*Saved data entries:*
★ ★ ★
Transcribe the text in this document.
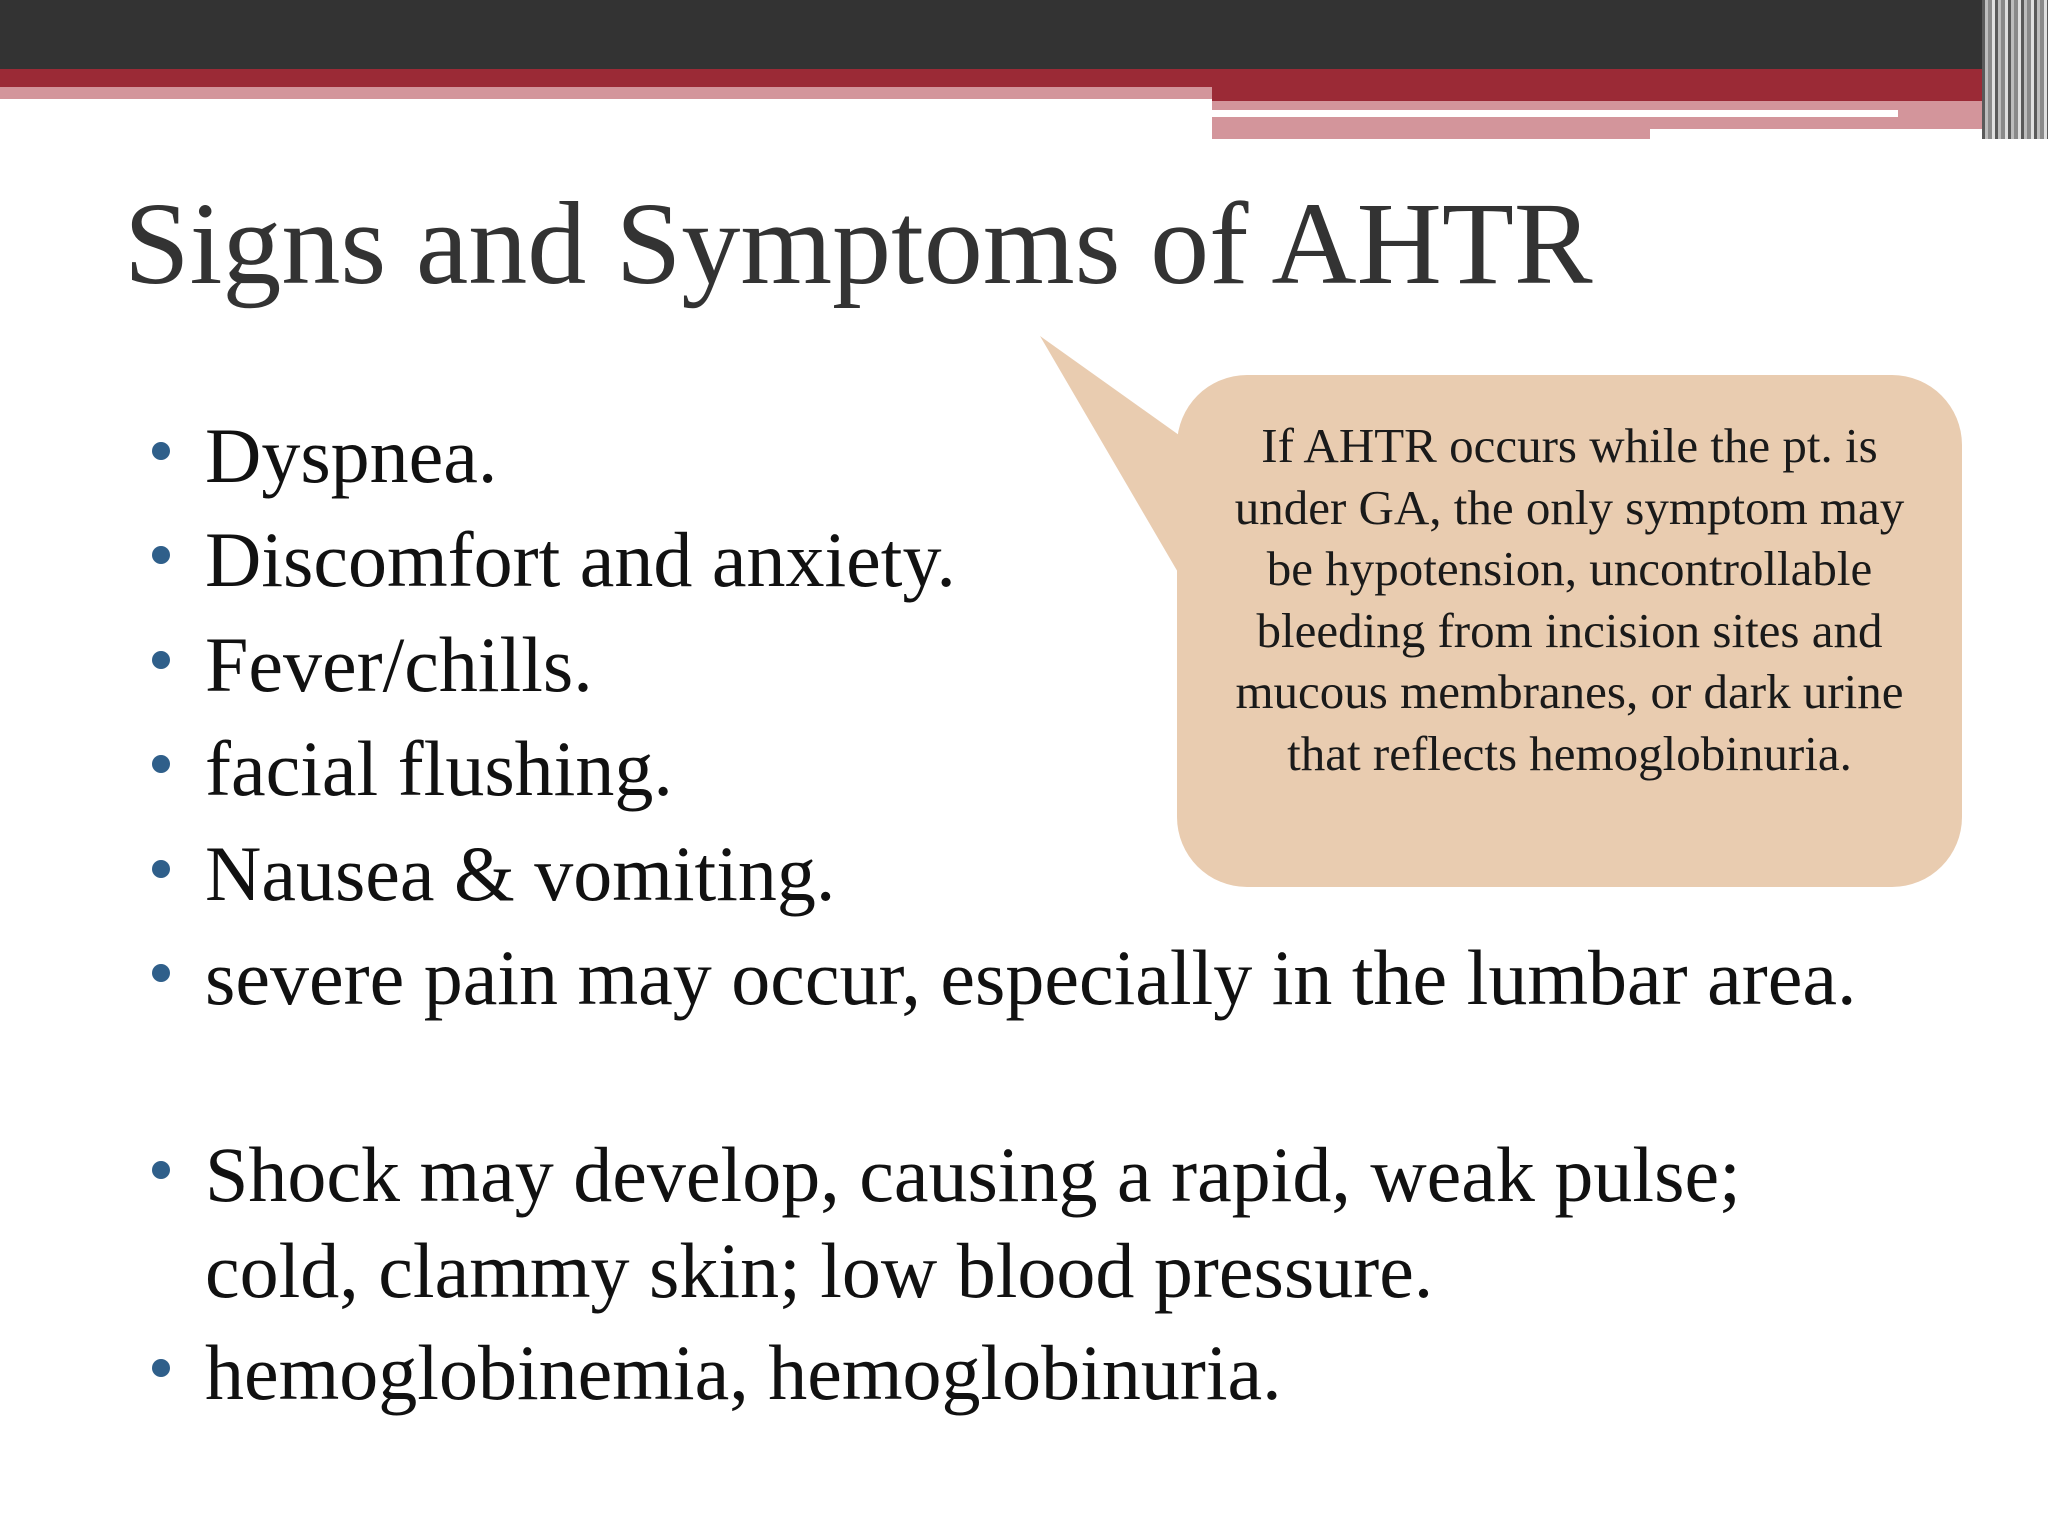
Signs and Symptoms of AHTR
Dyspnea.
Discomfort and anxiety.
Fever/chills.
facial flushing.
Nausea & vomiting.
severe pain may occur, especially in the lumbar area.
Shock may develop, causing a rapid, weak pulse; cold, clammy skin; low blood pressure.
hemoglobinemia, hemoglobinuria.
If AHTR occurs while the pt. is under GA, the only symptom may be hypotension, uncontrollable bleeding from incision sites and mucous membranes, or dark urine that reflects hemoglobinuria.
★ ★ ★
*PROBLEM REQUIREMENTS:*
Set the listing down in full and exactly. Pictures within it should not appear in the copy.

*SOLUTION TO THE EXERCISE:*
Transcribe the text in this document.
Signs and Symptoms of AHTR
Dyspnea.
Discomfort and anxiety.
Fever/chills.
facial flushing.
Nausea & vomiting.
severe pain may occur, especially in the lumbar area.
Shock may develop, causing a rapid, weak pulse; cold, clammy skin; low blood pressure.
hemoglobinemia, hemoglobinuria.
If AHTR occurs while the pt. is under GA, the only symptom may be hypotension, uncontrollable bleeding from incision sites and mucous membranes, or dark urine that reflects hemoglobinuria.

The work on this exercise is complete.